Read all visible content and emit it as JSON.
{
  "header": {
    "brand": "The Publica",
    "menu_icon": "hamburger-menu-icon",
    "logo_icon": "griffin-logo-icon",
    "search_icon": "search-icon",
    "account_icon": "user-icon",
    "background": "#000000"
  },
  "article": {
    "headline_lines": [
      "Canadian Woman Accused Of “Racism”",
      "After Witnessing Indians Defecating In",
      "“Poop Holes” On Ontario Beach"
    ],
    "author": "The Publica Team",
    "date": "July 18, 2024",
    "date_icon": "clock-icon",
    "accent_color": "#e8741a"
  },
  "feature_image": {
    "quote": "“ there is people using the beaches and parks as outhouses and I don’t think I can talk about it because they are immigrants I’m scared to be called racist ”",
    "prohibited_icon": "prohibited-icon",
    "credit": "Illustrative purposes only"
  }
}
☆ ☆ ☆ ☆ ☆ ☆ ☆
## STATED PROBLEM
Output the complete data exactly as written.

## EXERCISE RESPONSE
Read all visible content and emit it as JSON.
{
  "header": {
    "brand": "The Publica",
    "menu_icon": "hamburger-menu-icon",
    "logo_icon": "griffin-logo-icon",
    "search_icon": "search-icon",
    "account_icon": "user-icon",
    "background": "#000000"
  },
  "article": {
    "headline_lines": [
      "Canadian Woman Accused Of “Racism”",
      "After Witnessing Indians Defecating In",
      "“Poop Holes” On Ontario Beach"
    ],
    "author": "The Publica Team",
    "date": "July 18, 2024",
    "date_icon": "clock-icon",
    "accent_color": "#e8741a"
  },
  "feature_image": {
    "quote": "“ there is people using the beaches and parks as outhouses and I don’t think I can talk about it because they are immigrants I’m scared to be called racist ”",
    "prohibited_icon": "prohibited-icon",
    "credit": "Illustrative purposes only"
  }
}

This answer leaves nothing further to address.